** Given task **
Reproduce all entries verbatim, with nothing added or dropped.

** Extracted records **
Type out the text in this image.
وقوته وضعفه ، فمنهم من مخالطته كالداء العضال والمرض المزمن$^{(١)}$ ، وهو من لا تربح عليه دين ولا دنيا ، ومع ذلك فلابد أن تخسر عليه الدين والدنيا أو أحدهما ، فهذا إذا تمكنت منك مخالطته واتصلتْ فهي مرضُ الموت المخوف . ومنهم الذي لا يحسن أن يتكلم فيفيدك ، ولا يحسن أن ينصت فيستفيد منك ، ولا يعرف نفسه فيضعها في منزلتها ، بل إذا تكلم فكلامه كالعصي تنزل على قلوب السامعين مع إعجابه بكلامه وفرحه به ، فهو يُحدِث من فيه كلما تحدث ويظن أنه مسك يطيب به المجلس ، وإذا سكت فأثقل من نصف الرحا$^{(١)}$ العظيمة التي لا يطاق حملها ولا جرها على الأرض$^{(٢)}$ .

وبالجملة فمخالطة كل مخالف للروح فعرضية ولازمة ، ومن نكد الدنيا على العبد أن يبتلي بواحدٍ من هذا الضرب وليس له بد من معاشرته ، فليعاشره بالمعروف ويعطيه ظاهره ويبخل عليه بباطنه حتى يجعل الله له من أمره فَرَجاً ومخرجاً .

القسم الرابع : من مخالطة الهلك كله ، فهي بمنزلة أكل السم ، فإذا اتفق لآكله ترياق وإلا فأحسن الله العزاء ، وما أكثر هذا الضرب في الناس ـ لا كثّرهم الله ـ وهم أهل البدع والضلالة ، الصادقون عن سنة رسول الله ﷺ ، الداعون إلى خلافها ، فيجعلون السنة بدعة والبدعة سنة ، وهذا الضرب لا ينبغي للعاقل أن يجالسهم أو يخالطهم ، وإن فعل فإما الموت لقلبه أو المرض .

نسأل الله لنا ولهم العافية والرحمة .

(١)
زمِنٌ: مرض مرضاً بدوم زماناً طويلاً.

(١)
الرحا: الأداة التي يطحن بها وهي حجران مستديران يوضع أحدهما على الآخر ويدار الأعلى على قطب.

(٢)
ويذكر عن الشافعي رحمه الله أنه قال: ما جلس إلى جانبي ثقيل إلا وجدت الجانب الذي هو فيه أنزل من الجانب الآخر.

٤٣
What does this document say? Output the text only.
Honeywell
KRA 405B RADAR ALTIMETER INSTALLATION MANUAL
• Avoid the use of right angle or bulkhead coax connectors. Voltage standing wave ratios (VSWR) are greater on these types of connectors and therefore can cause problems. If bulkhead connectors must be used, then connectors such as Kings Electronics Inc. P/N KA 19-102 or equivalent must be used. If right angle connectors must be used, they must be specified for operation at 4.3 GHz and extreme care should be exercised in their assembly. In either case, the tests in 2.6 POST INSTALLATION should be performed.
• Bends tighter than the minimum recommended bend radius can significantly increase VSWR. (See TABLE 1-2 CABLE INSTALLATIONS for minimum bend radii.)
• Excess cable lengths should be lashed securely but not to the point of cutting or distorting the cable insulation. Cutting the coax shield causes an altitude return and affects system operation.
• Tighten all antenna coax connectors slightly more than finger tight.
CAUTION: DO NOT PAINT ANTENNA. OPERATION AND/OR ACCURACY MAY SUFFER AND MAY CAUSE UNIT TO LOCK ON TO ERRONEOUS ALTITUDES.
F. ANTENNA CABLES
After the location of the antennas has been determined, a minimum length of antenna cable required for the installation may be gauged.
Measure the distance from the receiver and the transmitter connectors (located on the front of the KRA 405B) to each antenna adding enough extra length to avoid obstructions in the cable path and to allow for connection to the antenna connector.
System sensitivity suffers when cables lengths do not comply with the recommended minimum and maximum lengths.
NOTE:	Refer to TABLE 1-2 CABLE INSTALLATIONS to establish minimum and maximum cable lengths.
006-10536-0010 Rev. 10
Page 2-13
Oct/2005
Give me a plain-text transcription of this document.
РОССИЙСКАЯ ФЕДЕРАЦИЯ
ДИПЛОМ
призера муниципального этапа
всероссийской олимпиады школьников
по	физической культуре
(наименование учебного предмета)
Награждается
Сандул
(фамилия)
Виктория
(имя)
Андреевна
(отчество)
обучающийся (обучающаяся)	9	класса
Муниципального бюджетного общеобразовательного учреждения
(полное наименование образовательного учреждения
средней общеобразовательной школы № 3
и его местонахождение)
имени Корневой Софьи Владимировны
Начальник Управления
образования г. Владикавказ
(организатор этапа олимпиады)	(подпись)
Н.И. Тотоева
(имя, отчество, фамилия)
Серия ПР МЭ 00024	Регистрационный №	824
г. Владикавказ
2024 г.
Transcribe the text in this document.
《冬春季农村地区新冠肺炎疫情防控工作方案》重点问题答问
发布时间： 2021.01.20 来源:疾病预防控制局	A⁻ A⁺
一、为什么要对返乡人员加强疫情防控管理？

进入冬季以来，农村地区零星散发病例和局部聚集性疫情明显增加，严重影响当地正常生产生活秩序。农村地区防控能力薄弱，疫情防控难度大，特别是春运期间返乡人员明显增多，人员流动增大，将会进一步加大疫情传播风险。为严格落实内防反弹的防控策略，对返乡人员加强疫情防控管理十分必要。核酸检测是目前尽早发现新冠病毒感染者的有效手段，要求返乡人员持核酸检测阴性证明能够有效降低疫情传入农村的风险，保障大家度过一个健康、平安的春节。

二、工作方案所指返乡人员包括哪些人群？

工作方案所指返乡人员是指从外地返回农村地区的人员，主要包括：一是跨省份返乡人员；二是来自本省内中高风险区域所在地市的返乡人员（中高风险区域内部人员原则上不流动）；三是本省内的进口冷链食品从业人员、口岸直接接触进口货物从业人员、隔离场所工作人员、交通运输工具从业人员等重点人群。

** Completed exercise **
Type out the text in this image.
وقوته وضعفه ، فمنهم من مخالطته كالداء العضال والمرض المزمن$^{(١)}$ ، وهو من لا تربح عليه دين ولا دنيا ، ومع ذلك فلابد أن تخسر عليه الدين والدنيا أو أحدهما ، فهذا إذا تمكنت منك مخالطته واتصلتْ فهي مرضُ الموت المخوف . ومنهم الذي لا يحسن أن يتكلم فيفيدك ، ولا يحسن أن ينصت فيستفيد منك ، ولا يعرف نفسه فيضعها في منزلتها ، بل إذا تكلم فكلامه كالعصي تنزل على قلوب السامعين مع إعجابه بكلامه وفرحه به ، فهو يُحدِث من فيه كلما تحدث ويظن أنه مسك يطيب به المجلس ، وإذا سكت فأثقل من نصف الرحا$^{(١)}$ العظيمة التي لا يطاق حملها ولا جرها على الأرض$^{(٢)}$ .

وبالجملة فمخالطة كل مخالف للروح فعرضية ولازمة ، ومن نكد الدنيا على العبد أن يبتلي بواحدٍ من هذا الضرب وليس له بد من معاشرته ، فليعاشره بالمعروف ويعطيه ظاهره ويبخل عليه بباطنه حتى يجعل الله له من أمره فَرَجاً ومخرجاً .

القسم الرابع : من مخالطة الهلك كله ، فهي بمنزلة أكل السم ، فإذا اتفق لآكله ترياق وإلا فأحسن الله العزاء ، وما أكثر هذا الضرب في الناس ـ لا كثّرهم الله ـ وهم أهل البدع والضلالة ، الصادقون عن سنة رسول الله ﷺ ، الداعون إلى خلافها ، فيجعلون السنة بدعة والبدعة سنة ، وهذا الضرب لا ينبغي للعاقل أن يجالسهم أو يخالطهم ، وإن فعل فإما الموت لقلبه أو المرض .

نسأل الله لنا ولهم العافية والرحمة .

(١)
زمِنٌ: مرض مرضاً بدوم زماناً طويلاً.

(١)
الرحا: الأداة التي يطحن بها وهي حجران مستديران يوضع أحدهما على الآخر ويدار الأعلى على قطب.

(٢)
ويذكر عن الشافعي رحمه الله أنه قال: ما جلس إلى جانبي ثقيل إلا وجدت الجانب الذي هو فيه أنزل من الجانب الآخر.

٤٣
What does this document say? Output the text only.
Honeywell
KRA 405B RADAR ALTIMETER INSTALLATION MANUAL
• Avoid the use of right angle or bulkhead coax connectors. Voltage standing wave ratios (VSWR) are greater on these types of connectors and therefore can cause problems. If bulkhead connectors must be used, then connectors such as Kings Electronics Inc. P/N KA 19-102 or equivalent must be used. If right angle connectors must be used, they must be specified for operation at 4.3 GHz and extreme care should be exercised in their assembly. In either case, the tests in 2.6 POST INSTALLATION should be performed.
• Bends tighter than the minimum recommended bend radius can significantly increase VSWR. (See TABLE 1-2 CABLE INSTALLATIONS for minimum bend radii.)
• Excess cable lengths should be lashed securely but not to the point of cutting or distorting the cable insulation. Cutting the coax shield causes an altitude return and affects system operation.
• Tighten all antenna coax connectors slightly more than finger tight.
CAUTION: DO NOT PAINT ANTENNA. OPERATION AND/OR ACCURACY MAY SUFFER AND MAY CAUSE UNIT TO LOCK ON TO ERRONEOUS ALTITUDES.
F. ANTENNA CABLES
After the location of the antennas has been determined, a minimum length of antenna cable required for the installation may be gauged.
Measure the distance from the receiver and the transmitter connectors (located on the front of the KRA 405B) to each antenna adding enough extra length to avoid obstructions in the cable path and to allow for connection to the antenna connector.
System sensitivity suffers when cables lengths do not comply with the recommended minimum and maximum lengths.
NOTE:	Refer to TABLE 1-2 CABLE INSTALLATIONS to establish minimum and maximum cable lengths.
006-10536-0010 Rev. 10
Page 2-13
Oct/2005
Give me a plain-text transcription of this document.
РОССИЙСКАЯ ФЕДЕРАЦИЯ
ДИПЛОМ
призера муниципального этапа
всероссийской олимпиады школьников
по	физической культуре
(наименование учебного предмета)
Награждается
Сандул
(фамилия)
Виктория
(имя)
Андреевна
(отчество)
обучающийся (обучающаяся)	9	класса
Муниципального бюджетного общеобразовательного учреждения
(полное наименование образовательного учреждения
средней общеобразовательной школы № 3
и его местонахождение)
имени Корневой Софьи Владимировны
Начальник Управления
образования г. Владикавказ
(организатор этапа олимпиады)	(подпись)
Н.И. Тотоева
(имя, отчество, фамилия)
Серия ПР МЭ 00024	Регистрационный №	824
г. Владикавказ
2024 г.
Transcribe the text in this document.
《冬春季农村地区新冠肺炎疫情防控工作方案》重点问题答问
发布时间： 2021.01.20 来源:疾病预防控制局	A⁻ A⁺
一、为什么要对返乡人员加强疫情防控管理？

进入冬季以来，农村地区零星散发病例和局部聚集性疫情明显增加，严重影响当地正常生产生活秩序。农村地区防控能力薄弱，疫情防控难度大，特别是春运期间返乡人员明显增多，人员流动增大，将会进一步加大疫情传播风险。为严格落实内防反弹的防控策略，对返乡人员加强疫情防控管理十分必要。核酸检测是目前尽早发现新冠病毒感染者的有效手段，要求返乡人员持核酸检测阴性证明能够有效降低疫情传入农村的风险，保障大家度过一个健康、平安的春节。

二、工作方案所指返乡人员包括哪些人群？

工作方案所指返乡人员是指从外地返回农村地区的人员，主要包括：一是跨省份返乡人员；二是来自本省内中高风险区域所在地市的返乡人员（中高风险区域内部人员原则上不流动）；三是本省内的进口冷链食品从业人员、口岸直接接触进口货物从业人员、隔离场所工作人员、交通运输工具从业人员等重点人群。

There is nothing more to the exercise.